──────── LISTED RECORDS

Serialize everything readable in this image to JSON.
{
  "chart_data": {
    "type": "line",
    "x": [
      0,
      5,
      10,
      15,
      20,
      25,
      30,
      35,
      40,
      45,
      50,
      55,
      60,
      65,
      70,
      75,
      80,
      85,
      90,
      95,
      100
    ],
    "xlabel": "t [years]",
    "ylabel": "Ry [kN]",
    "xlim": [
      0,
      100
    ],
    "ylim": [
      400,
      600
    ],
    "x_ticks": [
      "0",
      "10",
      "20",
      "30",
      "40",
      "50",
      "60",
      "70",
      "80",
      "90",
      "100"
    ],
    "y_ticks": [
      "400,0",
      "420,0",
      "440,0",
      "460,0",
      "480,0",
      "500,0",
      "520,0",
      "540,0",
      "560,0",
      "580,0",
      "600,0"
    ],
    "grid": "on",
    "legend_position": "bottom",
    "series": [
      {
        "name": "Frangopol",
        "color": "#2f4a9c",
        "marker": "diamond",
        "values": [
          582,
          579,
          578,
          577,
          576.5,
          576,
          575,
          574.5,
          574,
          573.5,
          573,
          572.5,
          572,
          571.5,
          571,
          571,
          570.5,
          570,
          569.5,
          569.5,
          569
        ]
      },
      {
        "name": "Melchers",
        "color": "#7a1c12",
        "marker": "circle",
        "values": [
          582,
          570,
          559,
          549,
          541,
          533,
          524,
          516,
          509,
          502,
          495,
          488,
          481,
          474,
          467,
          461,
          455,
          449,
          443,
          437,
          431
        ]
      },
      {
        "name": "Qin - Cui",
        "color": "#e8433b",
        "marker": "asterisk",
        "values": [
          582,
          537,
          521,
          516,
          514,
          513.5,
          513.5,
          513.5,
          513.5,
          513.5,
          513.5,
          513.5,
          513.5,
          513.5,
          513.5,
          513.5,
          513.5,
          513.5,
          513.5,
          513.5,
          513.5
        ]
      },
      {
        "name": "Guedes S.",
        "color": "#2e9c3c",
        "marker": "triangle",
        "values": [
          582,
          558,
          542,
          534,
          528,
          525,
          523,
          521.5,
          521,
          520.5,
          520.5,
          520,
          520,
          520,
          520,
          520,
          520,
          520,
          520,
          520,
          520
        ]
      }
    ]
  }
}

────────────────

EXERCISE OBJECTIVE >>
Using the records above, gather all lines where the string "marker" is present.

EXERCISE RESULT >>
        "marker": "diamond",
        "marker": "circle",
        "marker": "asterisk",
        "marker": "triangle",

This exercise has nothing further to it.